Pictures aside, quote the whole listing exactly.

DATASET CONTENT.
________________________
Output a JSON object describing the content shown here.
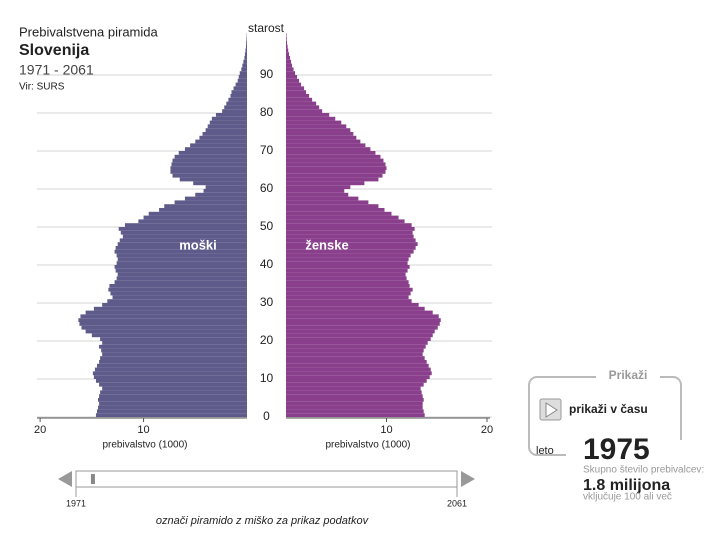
{
  "header": {
    "subtitle_top": "Prebivalstvena piramida",
    "title": "Slovenija",
    "period": "1971 - 2061",
    "source": "Vir: SURS"
  },
  "chart_data": {
    "type": "pyramid",
    "y_label": "starost",
    "x_label": "prebivalstvo (1000)",
    "ages": [
      0,
      1,
      2,
      3,
      4,
      5,
      6,
      7,
      8,
      9,
      10,
      11,
      12,
      13,
      14,
      15,
      16,
      17,
      18,
      19,
      20,
      21,
      22,
      23,
      24,
      25,
      26,
      27,
      28,
      29,
      30,
      31,
      32,
      33,
      34,
      35,
      36,
      37,
      38,
      39,
      40,
      41,
      42,
      43,
      44,
      45,
      46,
      47,
      48,
      49,
      50,
      51,
      52,
      53,
      54,
      55,
      56,
      57,
      58,
      59,
      60,
      61,
      62,
      63,
      64,
      65,
      66,
      67,
      68,
      69,
      70,
      71,
      72,
      73,
      74,
      75,
      76,
      77,
      78,
      79,
      80,
      81,
      82,
      83,
      84,
      85,
      86,
      87,
      88,
      89,
      90,
      91,
      92,
      93,
      94,
      95,
      96,
      97,
      98,
      99,
      100
    ],
    "series": [
      {
        "name": "moški",
        "color": "#5e5b8a",
        "values": [
          14.6,
          14.5,
          14.4,
          14.3,
          14.4,
          14.3,
          14.2,
          14.0,
          14.3,
          14.6,
          14.8,
          14.9,
          14.7,
          14.5,
          14.3,
          14.2,
          14.0,
          14.1,
          14.3,
          14.0,
          14.2,
          15.0,
          15.6,
          16.0,
          16.2,
          16.3,
          16.1,
          15.6,
          14.8,
          14.0,
          13.5,
          13.0,
          13.2,
          13.4,
          13.3,
          12.8,
          12.6,
          12.5,
          12.7,
          12.8,
          12.6,
          12.5,
          12.6,
          12.8,
          12.7,
          12.5,
          12.3,
          12.0,
          12.2,
          12.4,
          11.8,
          10.5,
          10.0,
          9.5,
          8.5,
          8.0,
          7.0,
          6.0,
          5.0,
          4.2,
          4.0,
          5.2,
          6.5,
          7.2,
          7.4,
          7.4,
          7.3,
          7.2,
          7.0,
          6.6,
          6.0,
          5.5,
          5.0,
          4.6,
          4.3,
          4.0,
          3.8,
          3.6,
          3.4,
          3.0,
          2.4,
          2.2,
          2.0,
          1.8,
          1.6,
          1.5,
          1.3,
          1.1,
          0.9,
          0.8,
          0.7,
          0.55,
          0.45,
          0.35,
          0.25,
          0.2,
          0.15,
          0.1,
          0.08,
          0.05,
          0.03
        ]
      },
      {
        "name": "ženske",
        "color": "#8a3f8c",
        "values": [
          13.8,
          13.7,
          13.6,
          13.6,
          13.7,
          13.6,
          13.5,
          13.4,
          13.7,
          14.0,
          14.3,
          14.5,
          14.4,
          14.2,
          14.0,
          13.8,
          13.6,
          13.7,
          13.9,
          14.1,
          14.4,
          14.6,
          14.8,
          15.1,
          15.3,
          15.4,
          15.2,
          14.6,
          13.8,
          13.2,
          12.5,
          12.2,
          12.4,
          12.6,
          12.3,
          12.2,
          12.0,
          11.9,
          12.1,
          12.3,
          12.1,
          12.2,
          12.4,
          12.7,
          12.9,
          13.1,
          12.9,
          12.7,
          12.6,
          12.8,
          12.5,
          11.8,
          11.2,
          10.5,
          9.8,
          9.2,
          8.2,
          7.2,
          6.2,
          5.8,
          6.4,
          7.8,
          9.2,
          9.6,
          9.9,
          10.0,
          9.9,
          9.7,
          9.4,
          8.9,
          8.4,
          7.9,
          7.4,
          7.0,
          6.7,
          6.4,
          6.0,
          5.5,
          4.9,
          4.3,
          3.6,
          3.3,
          3.0,
          2.6,
          2.3,
          2.0,
          1.8,
          1.5,
          1.3,
          1.1,
          0.9,
          0.75,
          0.6,
          0.5,
          0.4,
          0.3,
          0.22,
          0.16,
          0.1,
          0.07,
          0.05
        ]
      }
    ],
    "xlim": [
      0,
      20.3
    ],
    "xticks": [
      10,
      20
    ],
    "ylim": [
      0,
      100
    ],
    "yticks": [
      0,
      10,
      20,
      30,
      40,
      50,
      60,
      70,
      80,
      90
    ],
    "grid": true
  },
  "panel": {
    "title": "Prikaži",
    "button": "prikaži v času",
    "year_label": "leto",
    "year": 1975,
    "total_label": "Skupno število prebivalcev:",
    "total": "1.8 milijona",
    "total_note": "vključuje 100 ali več"
  },
  "slider": {
    "range": [
      1971,
      2061
    ],
    "hint": "označi piramido z miško za prikaz podatkov"
  }
}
________________________
ANSWER BELOW.
Output a JSON object describing the content shown here.
{
  "header": {
    "subtitle_top": "Prebivalstvena piramida",
    "title": "Slovenija",
    "period": "1971 - 2061",
    "source": "Vir: SURS"
  },
  "chart_data": {
    "type": "pyramid",
    "y_label": "starost",
    "x_label": "prebivalstvo (1000)",
    "ages": [
      0,
      1,
      2,
      3,
      4,
      5,
      6,
      7,
      8,
      9,
      10,
      11,
      12,
      13,
      14,
      15,
      16,
      17,
      18,
      19,
      20,
      21,
      22,
      23,
      24,
      25,
      26,
      27,
      28,
      29,
      30,
      31,
      32,
      33,
      34,
      35,
      36,
      37,
      38,
      39,
      40,
      41,
      42,
      43,
      44,
      45,
      46,
      47,
      48,
      49,
      50,
      51,
      52,
      53,
      54,
      55,
      56,
      57,
      58,
      59,
      60,
      61,
      62,
      63,
      64,
      65,
      66,
      67,
      68,
      69,
      70,
      71,
      72,
      73,
      74,
      75,
      76,
      77,
      78,
      79,
      80,
      81,
      82,
      83,
      84,
      85,
      86,
      87,
      88,
      89,
      90,
      91,
      92,
      93,
      94,
      95,
      96,
      97,
      98,
      99,
      100
    ],
    "series": [
      {
        "name": "moški",
        "color": "#5e5b8a",
        "values": [
          14.6,
          14.5,
          14.4,
          14.3,
          14.4,
          14.3,
          14.2,
          14.0,
          14.3,
          14.6,
          14.8,
          14.9,
          14.7,
          14.5,
          14.3,
          14.2,
          14.0,
          14.1,
          14.3,
          14.0,
          14.2,
          15.0,
          15.6,
          16.0,
          16.2,
          16.3,
          16.1,
          15.6,
          14.8,
          14.0,
          13.5,
          13.0,
          13.2,
          13.4,
          13.3,
          12.8,
          12.6,
          12.5,
          12.7,
          12.8,
          12.6,
          12.5,
          12.6,
          12.8,
          12.7,
          12.5,
          12.3,
          12.0,
          12.2,
          12.4,
          11.8,
          10.5,
          10.0,
          9.5,
          8.5,
          8.0,
          7.0,
          6.0,
          5.0,
          4.2,
          4.0,
          5.2,
          6.5,
          7.2,
          7.4,
          7.4,
          7.3,
          7.2,
          7.0,
          6.6,
          6.0,
          5.5,
          5.0,
          4.6,
          4.3,
          4.0,
          3.8,
          3.6,
          3.4,
          3.0,
          2.4,
          2.2,
          2.0,
          1.8,
          1.6,
          1.5,
          1.3,
          1.1,
          0.9,
          0.8,
          0.7,
          0.55,
          0.45,
          0.35,
          0.25,
          0.2,
          0.15,
          0.1,
          0.08,
          0.05,
          0.03
        ]
      },
      {
        "name": "ženske",
        "color": "#8a3f8c",
        "values": [
          13.8,
          13.7,
          13.6,
          13.6,
          13.7,
          13.6,
          13.5,
          13.4,
          13.7,
          14.0,
          14.3,
          14.5,
          14.4,
          14.2,
          14.0,
          13.8,
          13.6,
          13.7,
          13.9,
          14.1,
          14.4,
          14.6,
          14.8,
          15.1,
          15.3,
          15.4,
          15.2,
          14.6,
          13.8,
          13.2,
          12.5,
          12.2,
          12.4,
          12.6,
          12.3,
          12.2,
          12.0,
          11.9,
          12.1,
          12.3,
          12.1,
          12.2,
          12.4,
          12.7,
          12.9,
          13.1,
          12.9,
          12.7,
          12.6,
          12.8,
          12.5,
          11.8,
          11.2,
          10.5,
          9.8,
          9.2,
          8.2,
          7.2,
          6.2,
          5.8,
          6.4,
          7.8,
          9.2,
          9.6,
          9.9,
          10.0,
          9.9,
          9.7,
          9.4,
          8.9,
          8.4,
          7.9,
          7.4,
          7.0,
          6.7,
          6.4,
          6.0,
          5.5,
          4.9,
          4.3,
          3.6,
          3.3,
          3.0,
          2.6,
          2.3,
          2.0,
          1.8,
          1.5,
          1.3,
          1.1,
          0.9,
          0.75,
          0.6,
          0.5,
          0.4,
          0.3,
          0.22,
          0.16,
          0.1,
          0.07,
          0.05
        ]
      }
    ],
    "xlim": [
      0,
      20.3
    ],
    "xticks": [
      10,
      20
    ],
    "ylim": [
      0,
      100
    ],
    "yticks": [
      0,
      10,
      20,
      30,
      40,
      50,
      60,
      70,
      80,
      90
    ],
    "grid": true
  },
  "panel": {
    "title": "Prikaži",
    "button": "prikaži v času",
    "year_label": "leto",
    "year": 1975,
    "total_label": "Skupno število prebivalcev:",
    "total": "1.8 milijona",
    "total_note": "vključuje 100 ali več"
  },
  "slider": {
    "range": [
      1971,
      2061
    ],
    "hint": "označi piramido z miško za prikaz podatkov"
  }
}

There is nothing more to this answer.